§ DIRECTIONS FOR THIS TASK
Pick out the lines below with "duration" and list them.

§ RECORD EXCERPTS
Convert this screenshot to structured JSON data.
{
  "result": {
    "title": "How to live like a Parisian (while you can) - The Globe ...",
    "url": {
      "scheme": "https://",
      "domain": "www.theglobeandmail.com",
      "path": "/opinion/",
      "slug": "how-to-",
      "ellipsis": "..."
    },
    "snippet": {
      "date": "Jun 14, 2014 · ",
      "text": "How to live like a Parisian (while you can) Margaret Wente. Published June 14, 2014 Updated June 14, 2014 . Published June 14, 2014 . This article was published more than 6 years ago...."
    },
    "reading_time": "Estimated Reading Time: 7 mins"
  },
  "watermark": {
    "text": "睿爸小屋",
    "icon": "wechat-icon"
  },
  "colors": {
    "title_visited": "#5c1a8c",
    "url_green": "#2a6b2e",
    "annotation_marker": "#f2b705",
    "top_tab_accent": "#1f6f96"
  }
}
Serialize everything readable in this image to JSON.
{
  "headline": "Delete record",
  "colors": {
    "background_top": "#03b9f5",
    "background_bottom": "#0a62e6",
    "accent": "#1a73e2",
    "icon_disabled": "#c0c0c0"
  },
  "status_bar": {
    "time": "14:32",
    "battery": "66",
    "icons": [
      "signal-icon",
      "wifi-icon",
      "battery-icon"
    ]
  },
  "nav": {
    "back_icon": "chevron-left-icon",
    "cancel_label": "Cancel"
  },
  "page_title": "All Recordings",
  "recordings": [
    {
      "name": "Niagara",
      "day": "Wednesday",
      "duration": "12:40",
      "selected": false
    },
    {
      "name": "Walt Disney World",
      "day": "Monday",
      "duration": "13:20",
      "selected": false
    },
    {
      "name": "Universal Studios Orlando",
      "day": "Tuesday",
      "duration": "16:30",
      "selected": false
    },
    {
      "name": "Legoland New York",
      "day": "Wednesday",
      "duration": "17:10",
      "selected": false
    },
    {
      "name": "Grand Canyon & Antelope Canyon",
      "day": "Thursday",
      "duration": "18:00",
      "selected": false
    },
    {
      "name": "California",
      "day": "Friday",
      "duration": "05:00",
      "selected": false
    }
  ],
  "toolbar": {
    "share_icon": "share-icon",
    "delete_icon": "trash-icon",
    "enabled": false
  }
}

§ SOLUTION TO THIS EXERCISE
      "duration": "12:40",
      "duration": "13:20",
      "duration": "16:30",
      "duration": "17:10",
      "duration": "18:00",
      "duration": "05:00",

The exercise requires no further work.